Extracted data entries

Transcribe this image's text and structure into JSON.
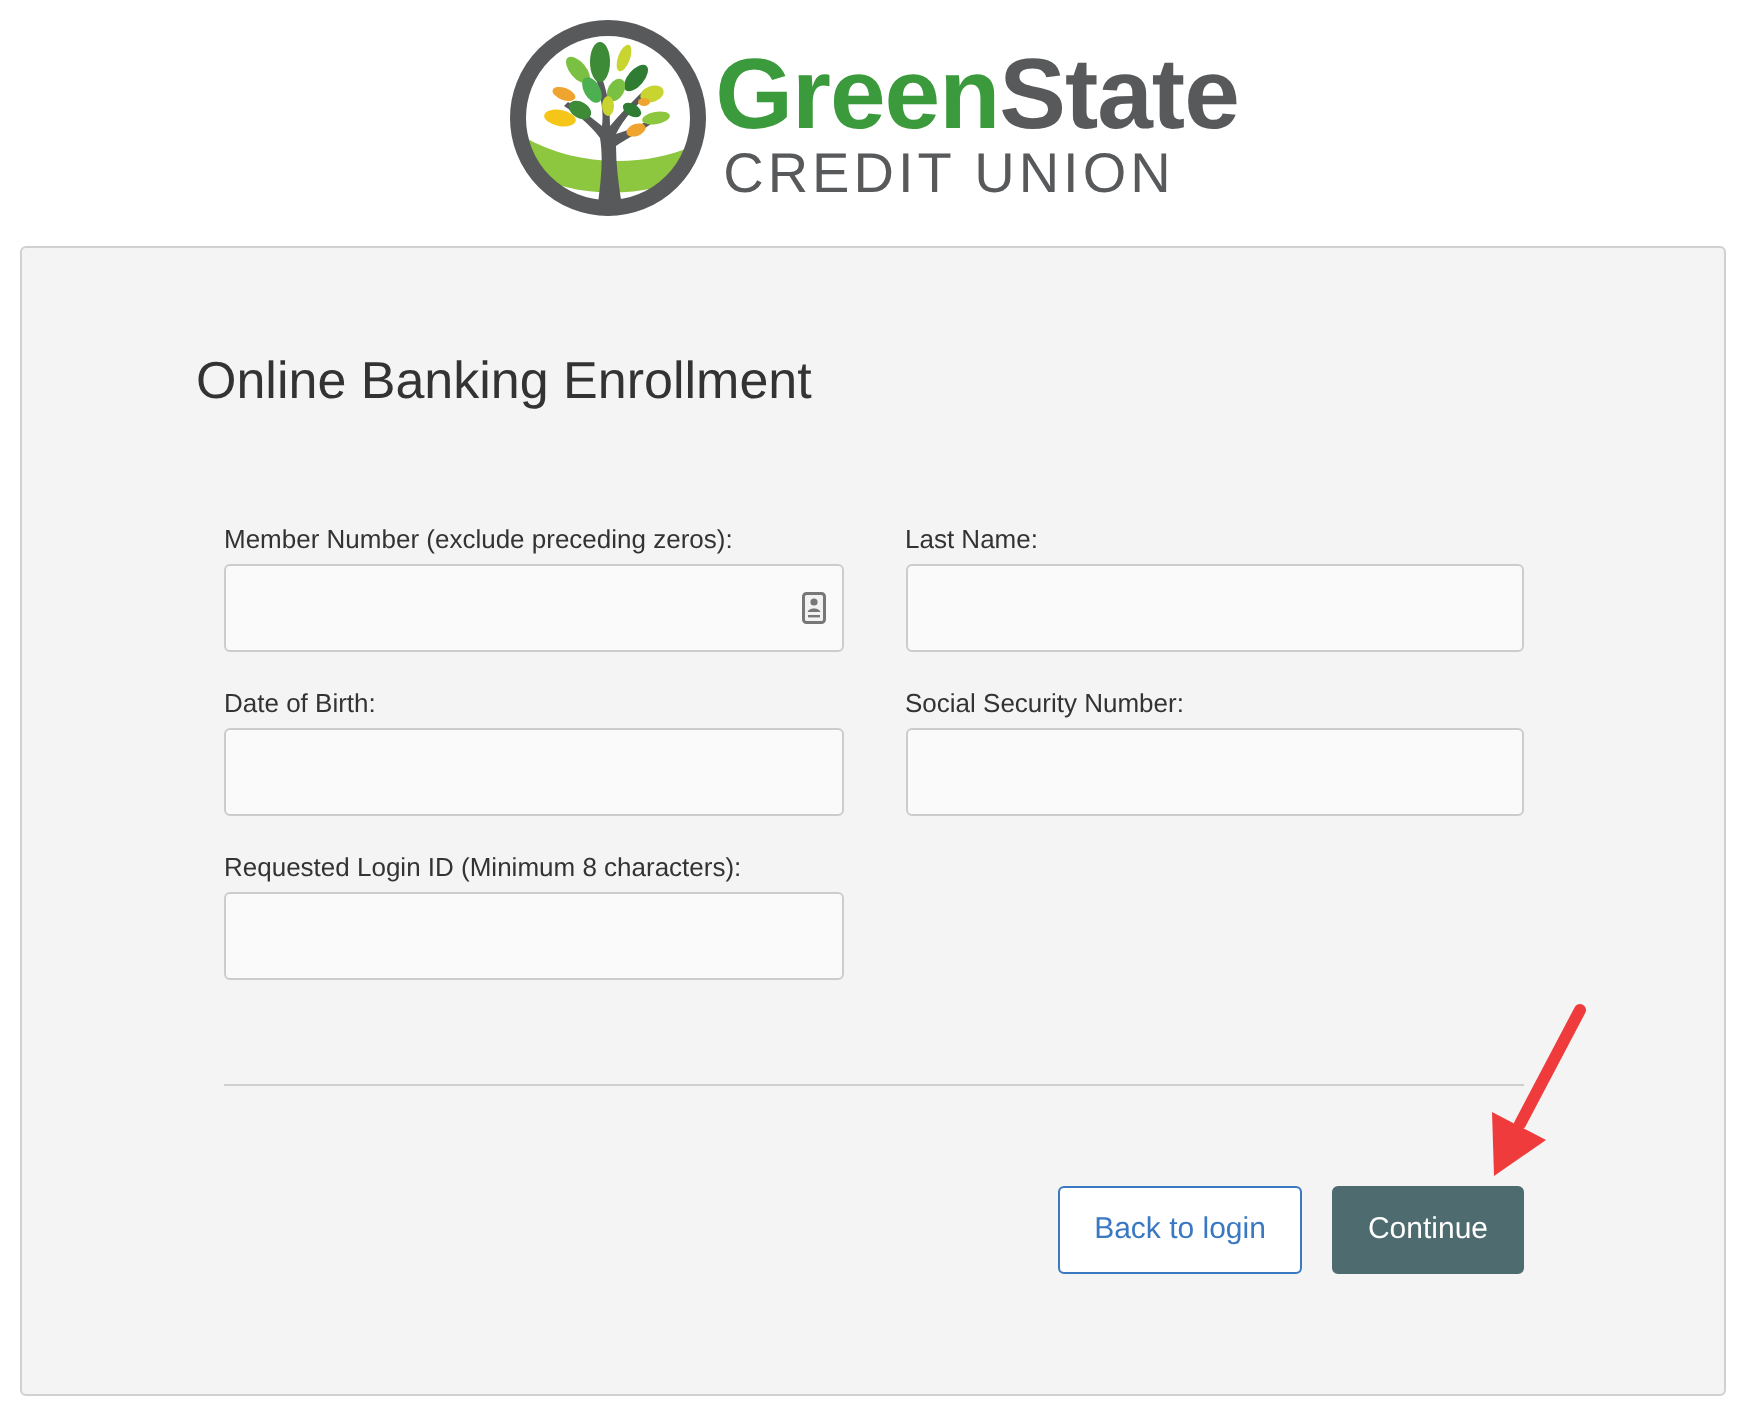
{
  "logo": {
    "name_first": "Green",
    "name_second": "State",
    "tagline": "CREDIT UNION"
  },
  "form": {
    "title": "Online Banking Enrollment",
    "fields": [
      {
        "label": "Member Number (exclude preceding zeros):",
        "autofill_icon": true
      },
      {
        "label": "Last Name:",
        "autofill_icon": false
      },
      {
        "label": "Date of Birth:",
        "autofill_icon": false
      },
      {
        "label": "Social Security Number:",
        "autofill_icon": false
      },
      {
        "label": "Requested Login ID (Minimum 8 characters):",
        "autofill_icon": false
      }
    ]
  },
  "buttons": [
    {
      "label": "Back to login",
      "kind": "secondary"
    },
    {
      "label": "Continue",
      "kind": "primary"
    }
  ]
}
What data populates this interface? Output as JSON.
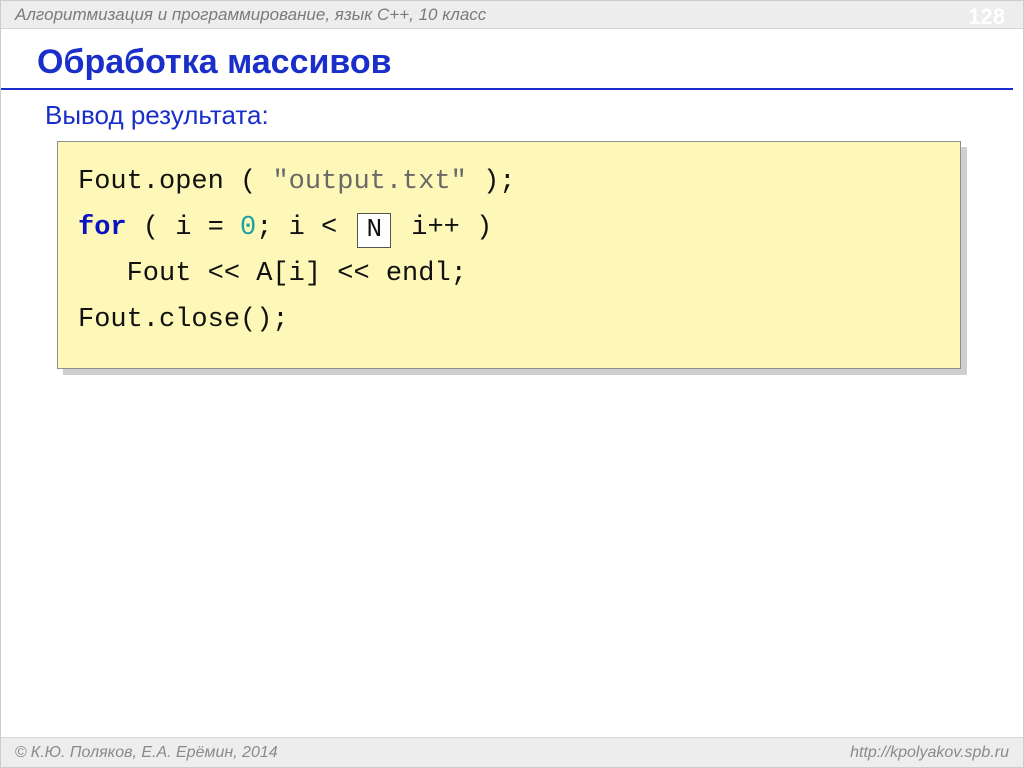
{
  "header": {
    "course": "Алгоритмизация и программирование, язык C++, 10 класс",
    "page": "128"
  },
  "title": "Обработка массивов",
  "subtitle": "Вывод результата",
  "code": {
    "l1_a": "Fout.open ( ",
    "l1_str": "\"output.txt\"",
    "l1_b": " );",
    "l2_for": "for",
    "l2_a": " ( i = ",
    "l2_zero": "0",
    "l2_b": "; i < ",
    "l2_badge": "N",
    "l2_c": "  i++ )",
    "l3": "   Fout << A[i] << endl;",
    "l4": "Fout.close();"
  },
  "footer": {
    "left": "К.Ю. Поляков, Е.А. Ерёмин, 2014",
    "right": "http://kpolyakov.spb.ru"
  }
}
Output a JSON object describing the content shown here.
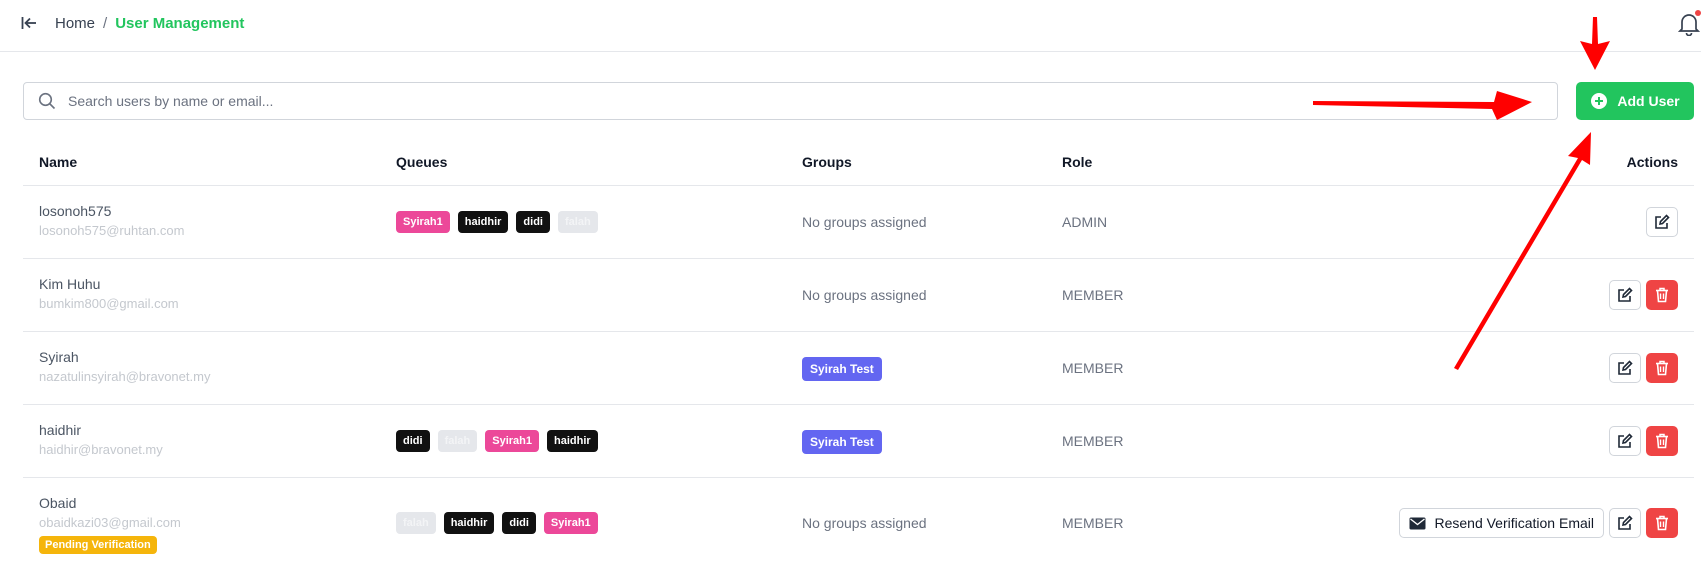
{
  "breadcrumb": {
    "home": "Home",
    "separator": "/",
    "current": "User Management"
  },
  "search": {
    "placeholder": "Search users by name or email..."
  },
  "add_user_label": "Add User",
  "columns": {
    "name": "Name",
    "queues": "Queues",
    "groups": "Groups",
    "role": "Role",
    "actions": "Actions"
  },
  "users": [
    {
      "name": "losonoh575",
      "email": "losonoh575@ruhtan.com",
      "queues": [
        "Syirah1",
        "haidhir",
        "didi",
        "falah"
      ],
      "groups": "No groups assigned",
      "role": "ADMIN"
    },
    {
      "name": "Kim Huhu",
      "email": "bumkim800@gmail.com",
      "queues": [],
      "groups": "No groups assigned",
      "role": "MEMBER"
    },
    {
      "name": "Syirah",
      "email": "nazatulinsyirah@bravonet.my",
      "queues": [],
      "groups": "Syirah Test",
      "role": "MEMBER"
    },
    {
      "name": "haidhir",
      "email": "haidhir@bravonet.my",
      "queues": [
        "didi",
        "falah",
        "Syirah1",
        "haidhir"
      ],
      "groups": "Syirah Test",
      "role": "MEMBER"
    },
    {
      "name": "Obaid",
      "email": "obaidkazi03@gmail.com",
      "status": "Pending Verification",
      "queues": [
        "falah",
        "haidhir",
        "didi",
        "Syirah1"
      ],
      "groups": "No groups assigned",
      "role": "MEMBER",
      "resend_label": "Resend Verification Email"
    }
  ],
  "colors": {
    "accent": "#22c55e",
    "danger": "#ef4444",
    "group_tag": "#6366f1",
    "queue_pink": "#ec4899",
    "queue_black": "#111111",
    "pending": "#f5b50b",
    "annotation": "#ff0000"
  },
  "icons": {
    "collapse": "arrow-left-bar-icon",
    "bell": "bell-icon",
    "search": "search-icon",
    "add": "plus-circle-icon",
    "edit": "edit-icon",
    "delete": "trash-icon",
    "email": "envelope-icon"
  }
}
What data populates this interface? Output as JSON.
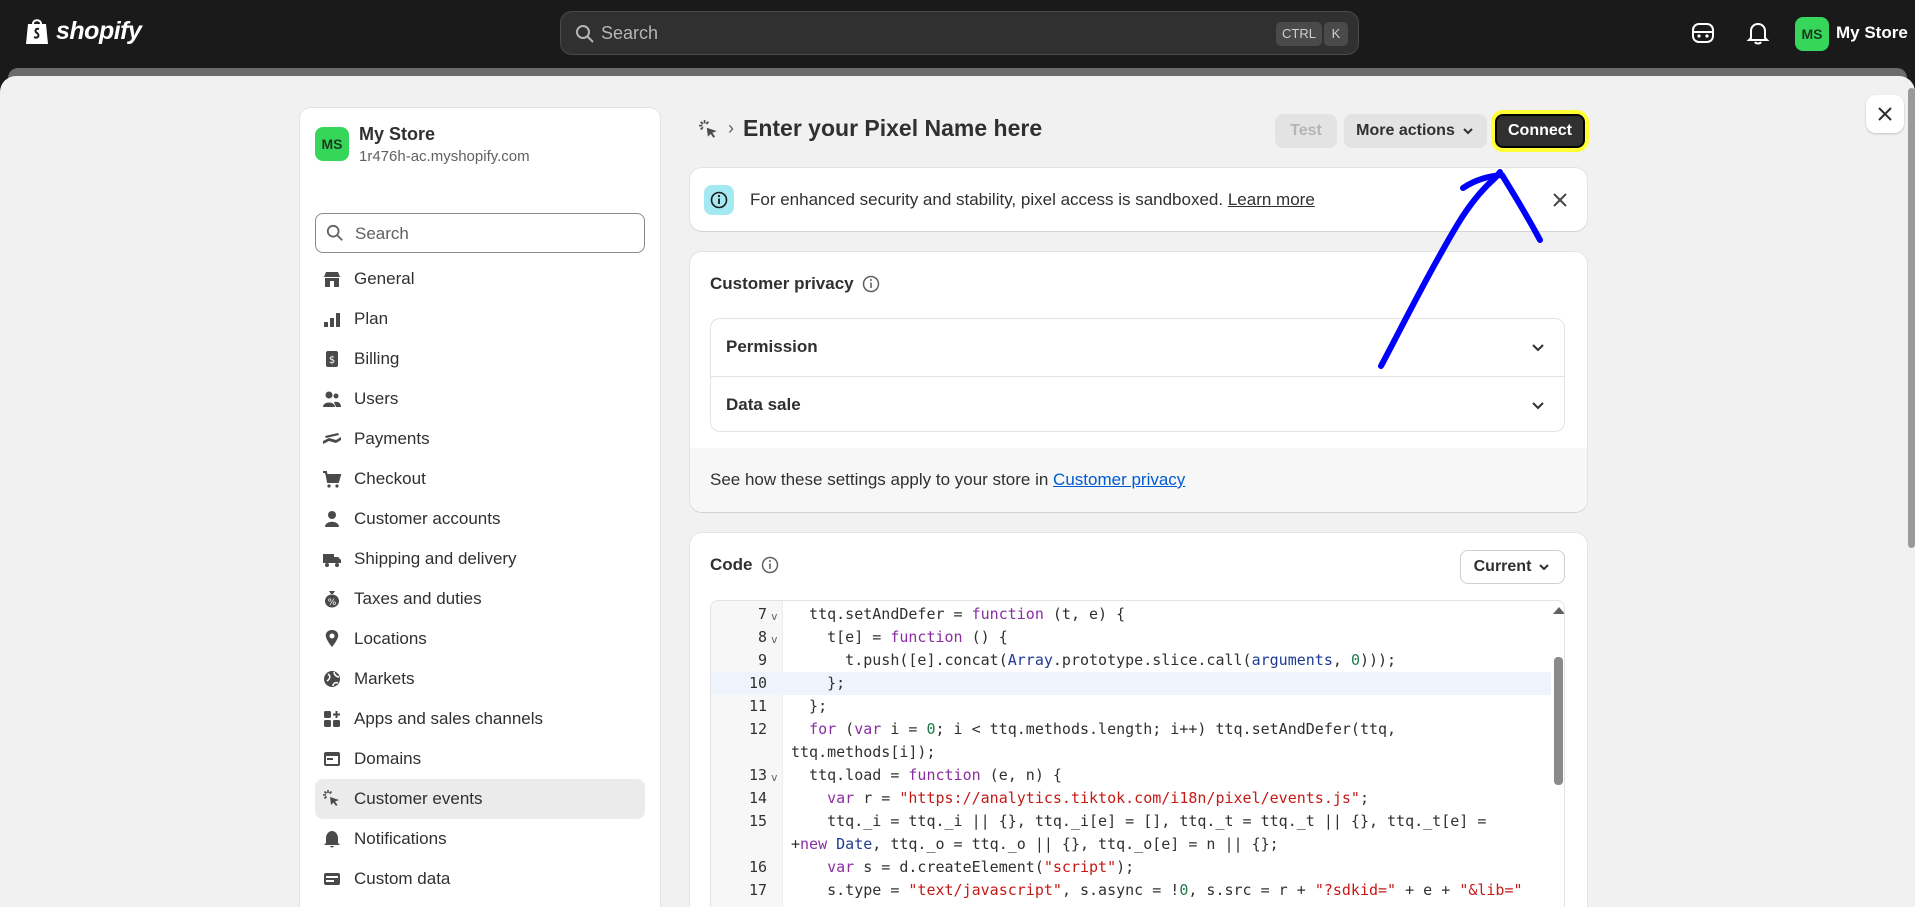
{
  "topbar": {
    "brand": "shopify",
    "search_placeholder": "Search",
    "kbd_ctrl": "CTRL",
    "kbd_k": "K",
    "avatar_initials": "MS",
    "store_name": "My Store"
  },
  "sidebar": {
    "avatar_initials": "MS",
    "store_name": "My Store",
    "store_url": "1r476h-ac.myshopify.com",
    "search_placeholder": "Search",
    "items": [
      {
        "label": "General",
        "icon": "store-icon"
      },
      {
        "label": "Plan",
        "icon": "plan-icon"
      },
      {
        "label": "Billing",
        "icon": "billing-icon"
      },
      {
        "label": "Users",
        "icon": "users-icon"
      },
      {
        "label": "Payments",
        "icon": "payments-icon"
      },
      {
        "label": "Checkout",
        "icon": "cart-icon"
      },
      {
        "label": "Customer accounts",
        "icon": "person-icon"
      },
      {
        "label": "Shipping and delivery",
        "icon": "truck-icon"
      },
      {
        "label": "Taxes and duties",
        "icon": "taxes-icon"
      },
      {
        "label": "Locations",
        "icon": "location-icon"
      },
      {
        "label": "Markets",
        "icon": "globe-icon"
      },
      {
        "label": "Apps and sales channels",
        "icon": "apps-icon"
      },
      {
        "label": "Domains",
        "icon": "domains-icon"
      },
      {
        "label": "Customer events",
        "icon": "cursor-click-icon",
        "active": true
      },
      {
        "label": "Notifications",
        "icon": "bell-icon"
      },
      {
        "label": "Custom data",
        "icon": "database-icon"
      }
    ]
  },
  "header": {
    "title": "Enter your Pixel Name here",
    "test_label": "Test",
    "more_actions_label": "More actions",
    "connect_label": "Connect"
  },
  "banner": {
    "text": "For enhanced security and stability, pixel access is sandboxed.",
    "link": "Learn more"
  },
  "privacy": {
    "title": "Customer privacy",
    "rows": [
      "Permission",
      "Data sale"
    ],
    "footer_text": "See how these settings apply to your store in",
    "footer_link": "Customer privacy"
  },
  "code": {
    "title": "Code",
    "version_label": "Current",
    "lines": [
      {
        "n": "7",
        "fold": true,
        "text": "  ttq.setAndDefer = function (t, e) {"
      },
      {
        "n": "8",
        "fold": true,
        "text": "    t[e] = function () {"
      },
      {
        "n": "9",
        "fold": false,
        "text": "      t.push([e].concat(Array.prototype.slice.call(arguments, 0)));"
      },
      {
        "n": "10",
        "fold": false,
        "text": "    };",
        "highlight": true
      },
      {
        "n": "11",
        "fold": false,
        "text": "  };"
      },
      {
        "n": "12",
        "fold": false,
        "text": "  for (var i = 0; i < ttq.methods.length; i++) ttq.setAndDefer(ttq,"
      },
      {
        "n": "",
        "fold": false,
        "text": "ttq.methods[i]);"
      },
      {
        "n": "13",
        "fold": true,
        "text": "  ttq.load = function (e, n) {"
      },
      {
        "n": "14",
        "fold": false,
        "text": "    var r = \"https://analytics.tiktok.com/i18n/pixel/events.js\";"
      },
      {
        "n": "15",
        "fold": false,
        "text": "    ttq._i = ttq._i || {}, ttq._i[e] = [], ttq._t = ttq._t || {}, ttq._t[e] ="
      },
      {
        "n": "",
        "fold": false,
        "text": "+new Date, ttq._o = ttq._o || {}, ttq._o[e] = n || {};"
      },
      {
        "n": "16",
        "fold": false,
        "text": "    var s = d.createElement(\"script\");"
      },
      {
        "n": "17",
        "fold": false,
        "text": "    s.type = \"text/javascript\", s.async = !0, s.src = r + \"?sdkid=\" + e + \"&lib=\""
      }
    ]
  },
  "colors": {
    "topbar_bg": "#1a1a1a",
    "avatar_green": "#36d65a",
    "highlight_yellow": "#ffff33",
    "annotation_blue": "#0000ff",
    "link_blue": "#005bd3"
  }
}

* _THE EXERCISE_
Every line in the data above that contains "Date" needs to be copied.

* _SOLUTION_
        "label": "Date of Birth:",
        "text": "+new Date, ttq._o = ttq._o || {}, ttq._o[e] = n || {};"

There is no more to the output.